Count how many lines in the material below hold the word "Work"; the reply is that number alone.

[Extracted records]
===

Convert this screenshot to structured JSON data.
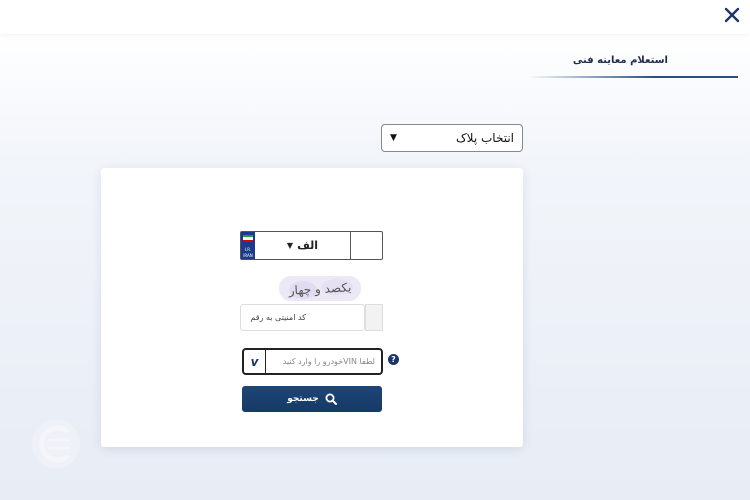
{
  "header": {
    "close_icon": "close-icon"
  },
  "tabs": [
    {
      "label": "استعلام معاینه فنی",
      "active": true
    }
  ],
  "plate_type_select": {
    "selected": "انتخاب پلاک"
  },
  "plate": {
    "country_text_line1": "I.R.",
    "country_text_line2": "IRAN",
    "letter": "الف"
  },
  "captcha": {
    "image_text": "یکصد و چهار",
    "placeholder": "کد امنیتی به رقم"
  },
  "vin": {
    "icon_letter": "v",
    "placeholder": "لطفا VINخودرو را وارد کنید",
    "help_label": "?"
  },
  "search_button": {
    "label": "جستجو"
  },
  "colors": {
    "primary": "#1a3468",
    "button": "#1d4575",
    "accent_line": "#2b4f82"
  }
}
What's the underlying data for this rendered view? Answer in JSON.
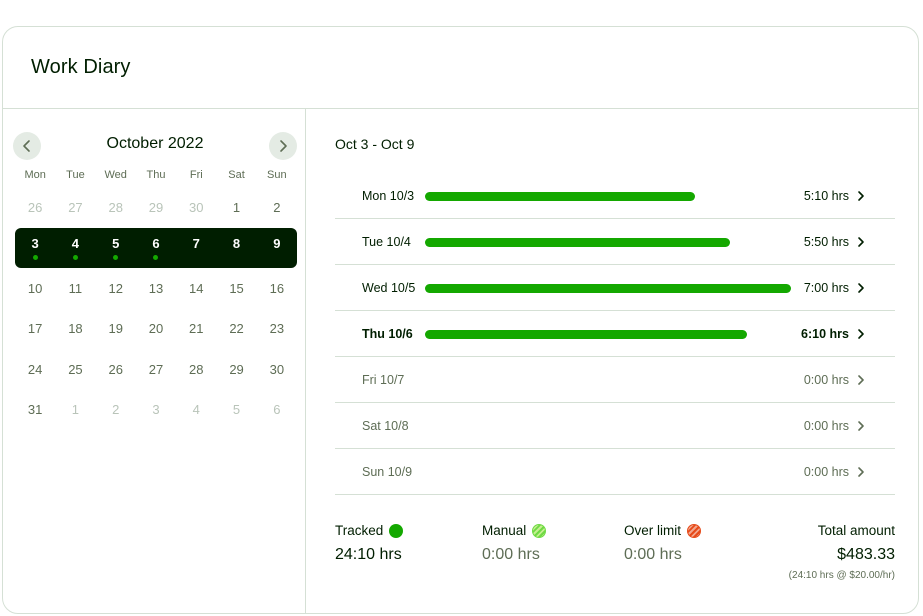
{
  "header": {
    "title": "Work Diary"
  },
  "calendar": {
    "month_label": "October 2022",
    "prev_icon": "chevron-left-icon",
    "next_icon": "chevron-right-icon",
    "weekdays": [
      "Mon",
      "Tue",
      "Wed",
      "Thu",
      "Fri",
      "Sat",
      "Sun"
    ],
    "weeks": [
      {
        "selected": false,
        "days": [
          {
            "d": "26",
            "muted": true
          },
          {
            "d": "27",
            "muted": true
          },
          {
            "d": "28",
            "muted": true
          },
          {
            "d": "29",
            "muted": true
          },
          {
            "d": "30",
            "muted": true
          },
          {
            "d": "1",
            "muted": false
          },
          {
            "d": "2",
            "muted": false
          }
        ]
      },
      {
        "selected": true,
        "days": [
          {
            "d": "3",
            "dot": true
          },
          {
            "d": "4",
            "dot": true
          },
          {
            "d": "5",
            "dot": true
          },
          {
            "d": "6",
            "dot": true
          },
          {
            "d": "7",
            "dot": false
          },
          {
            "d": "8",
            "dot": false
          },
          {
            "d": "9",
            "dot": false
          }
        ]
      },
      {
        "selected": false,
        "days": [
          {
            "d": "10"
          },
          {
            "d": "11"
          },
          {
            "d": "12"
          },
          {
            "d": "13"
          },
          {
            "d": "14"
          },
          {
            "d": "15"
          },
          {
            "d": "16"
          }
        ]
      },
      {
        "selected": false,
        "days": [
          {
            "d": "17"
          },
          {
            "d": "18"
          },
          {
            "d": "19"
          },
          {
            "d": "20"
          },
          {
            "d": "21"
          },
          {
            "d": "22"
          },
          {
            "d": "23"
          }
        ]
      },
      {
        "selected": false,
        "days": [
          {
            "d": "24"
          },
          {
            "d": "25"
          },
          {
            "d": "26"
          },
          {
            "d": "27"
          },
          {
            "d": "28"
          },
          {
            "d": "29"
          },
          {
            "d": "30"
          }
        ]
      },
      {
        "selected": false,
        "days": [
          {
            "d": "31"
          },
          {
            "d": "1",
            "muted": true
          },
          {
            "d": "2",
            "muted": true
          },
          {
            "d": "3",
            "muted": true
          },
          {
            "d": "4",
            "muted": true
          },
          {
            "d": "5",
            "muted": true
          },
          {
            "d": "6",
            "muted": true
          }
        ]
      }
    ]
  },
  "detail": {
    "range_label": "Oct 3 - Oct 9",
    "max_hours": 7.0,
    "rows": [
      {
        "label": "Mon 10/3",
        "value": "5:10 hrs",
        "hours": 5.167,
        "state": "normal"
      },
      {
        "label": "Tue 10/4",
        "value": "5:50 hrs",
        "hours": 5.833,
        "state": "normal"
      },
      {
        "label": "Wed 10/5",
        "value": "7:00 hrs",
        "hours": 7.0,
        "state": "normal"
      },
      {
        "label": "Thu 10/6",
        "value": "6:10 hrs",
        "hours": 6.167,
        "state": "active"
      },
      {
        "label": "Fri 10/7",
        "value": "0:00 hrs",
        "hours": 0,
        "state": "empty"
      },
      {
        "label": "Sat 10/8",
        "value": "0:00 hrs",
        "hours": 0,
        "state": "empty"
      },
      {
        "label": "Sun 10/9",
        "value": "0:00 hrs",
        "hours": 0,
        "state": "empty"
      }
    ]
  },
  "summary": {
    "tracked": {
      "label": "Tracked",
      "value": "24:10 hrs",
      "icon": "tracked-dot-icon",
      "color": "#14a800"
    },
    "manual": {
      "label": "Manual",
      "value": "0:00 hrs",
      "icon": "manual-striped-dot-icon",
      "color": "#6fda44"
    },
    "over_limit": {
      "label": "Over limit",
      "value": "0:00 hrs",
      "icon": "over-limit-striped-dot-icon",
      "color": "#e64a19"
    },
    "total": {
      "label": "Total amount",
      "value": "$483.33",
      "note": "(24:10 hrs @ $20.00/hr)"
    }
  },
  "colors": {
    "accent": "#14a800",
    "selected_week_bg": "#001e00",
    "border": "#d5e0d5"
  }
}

===

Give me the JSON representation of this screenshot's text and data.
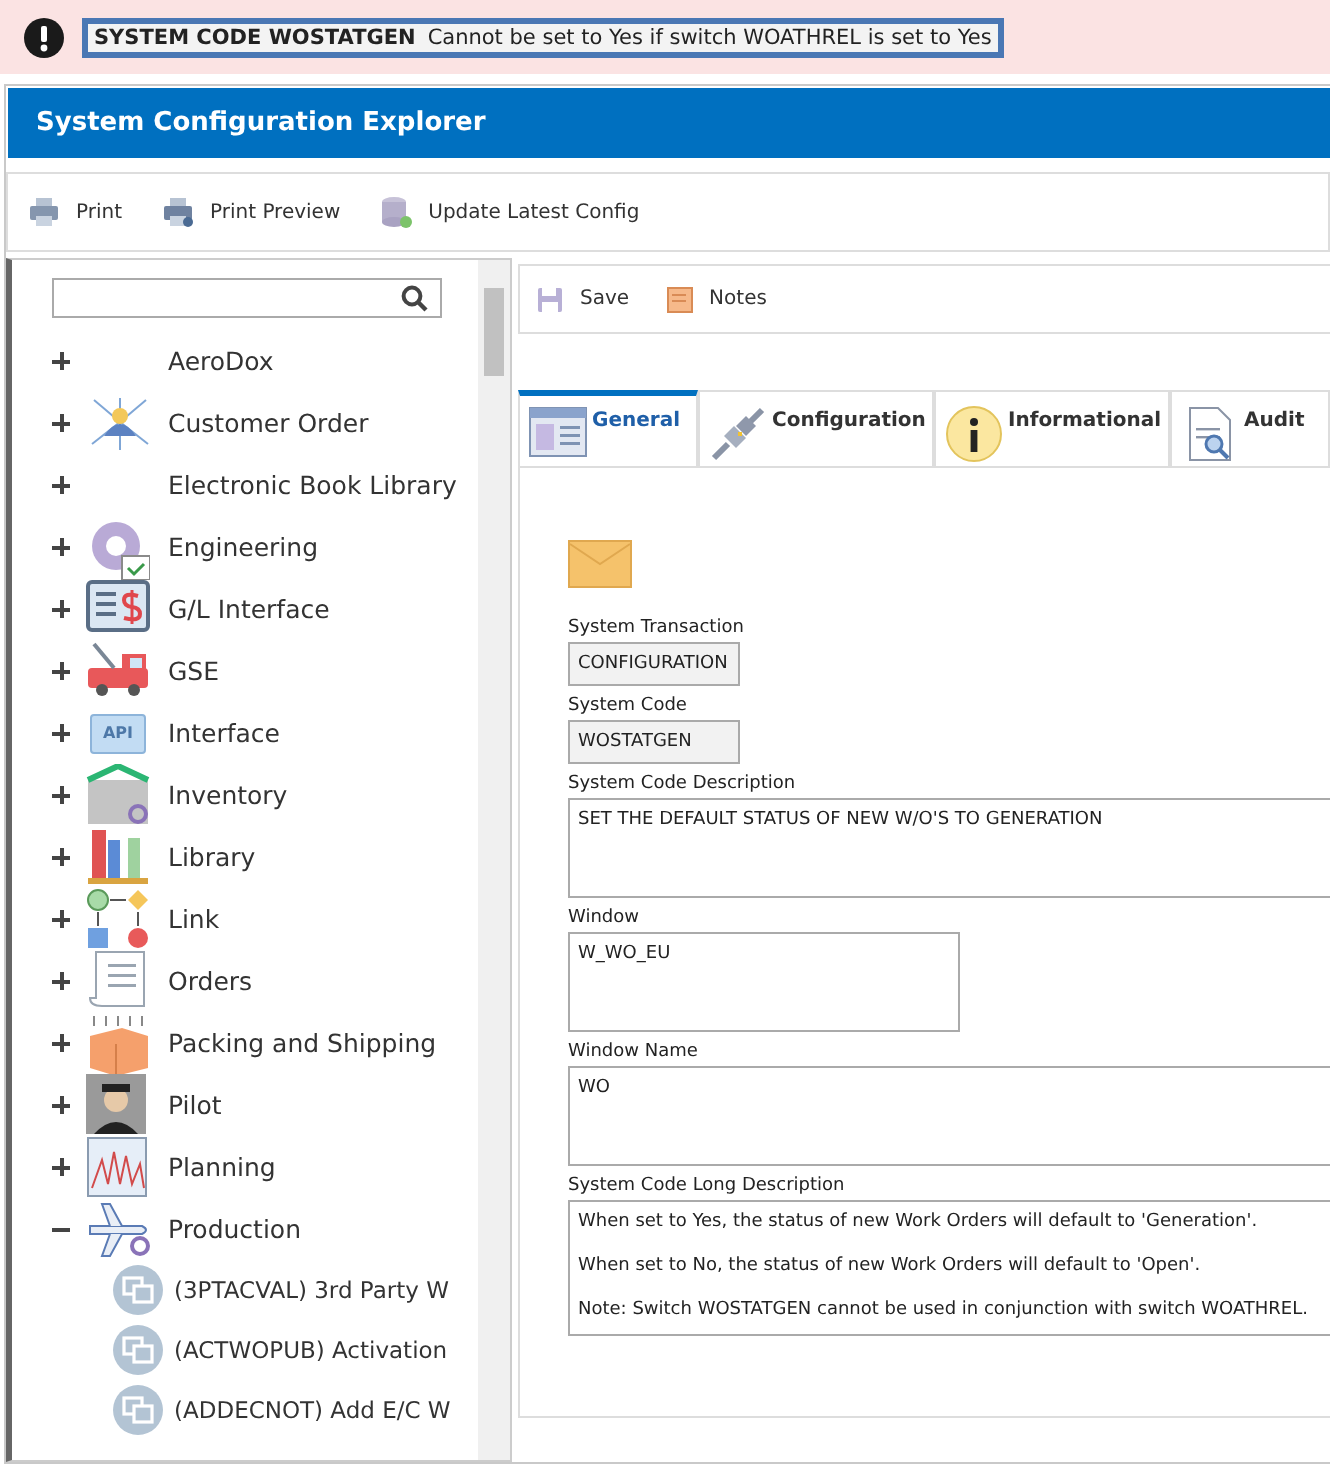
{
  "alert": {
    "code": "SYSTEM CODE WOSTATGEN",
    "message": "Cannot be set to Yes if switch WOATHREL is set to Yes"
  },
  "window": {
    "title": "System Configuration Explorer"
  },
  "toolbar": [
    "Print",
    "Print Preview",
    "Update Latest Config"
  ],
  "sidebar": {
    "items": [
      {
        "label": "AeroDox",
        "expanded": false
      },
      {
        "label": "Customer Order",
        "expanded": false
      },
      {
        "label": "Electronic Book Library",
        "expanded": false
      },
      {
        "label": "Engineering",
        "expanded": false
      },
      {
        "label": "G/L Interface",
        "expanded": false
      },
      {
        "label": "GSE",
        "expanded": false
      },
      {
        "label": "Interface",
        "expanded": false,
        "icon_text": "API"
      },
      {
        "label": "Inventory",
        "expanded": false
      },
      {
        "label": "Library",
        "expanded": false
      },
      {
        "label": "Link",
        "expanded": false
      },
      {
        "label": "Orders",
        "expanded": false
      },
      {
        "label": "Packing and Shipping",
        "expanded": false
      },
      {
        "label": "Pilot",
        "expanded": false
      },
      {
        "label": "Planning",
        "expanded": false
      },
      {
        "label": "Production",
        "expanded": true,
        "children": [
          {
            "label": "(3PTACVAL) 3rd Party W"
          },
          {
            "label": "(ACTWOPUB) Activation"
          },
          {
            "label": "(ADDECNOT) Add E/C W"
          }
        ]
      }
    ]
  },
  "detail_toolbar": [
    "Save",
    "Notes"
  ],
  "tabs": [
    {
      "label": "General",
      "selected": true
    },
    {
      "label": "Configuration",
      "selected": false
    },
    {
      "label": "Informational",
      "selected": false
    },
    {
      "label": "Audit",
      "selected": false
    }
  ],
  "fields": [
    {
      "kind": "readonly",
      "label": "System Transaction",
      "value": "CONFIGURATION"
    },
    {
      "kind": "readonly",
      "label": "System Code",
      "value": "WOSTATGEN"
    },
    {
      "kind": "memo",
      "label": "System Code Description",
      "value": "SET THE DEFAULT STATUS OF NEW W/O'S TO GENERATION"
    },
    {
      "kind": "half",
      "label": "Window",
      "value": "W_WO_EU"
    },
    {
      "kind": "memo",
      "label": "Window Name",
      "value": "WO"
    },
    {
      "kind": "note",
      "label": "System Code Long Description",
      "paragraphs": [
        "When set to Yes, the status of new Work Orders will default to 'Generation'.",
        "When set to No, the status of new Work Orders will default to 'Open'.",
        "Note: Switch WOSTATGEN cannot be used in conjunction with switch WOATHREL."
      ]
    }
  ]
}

===

### [Completed exercise]
3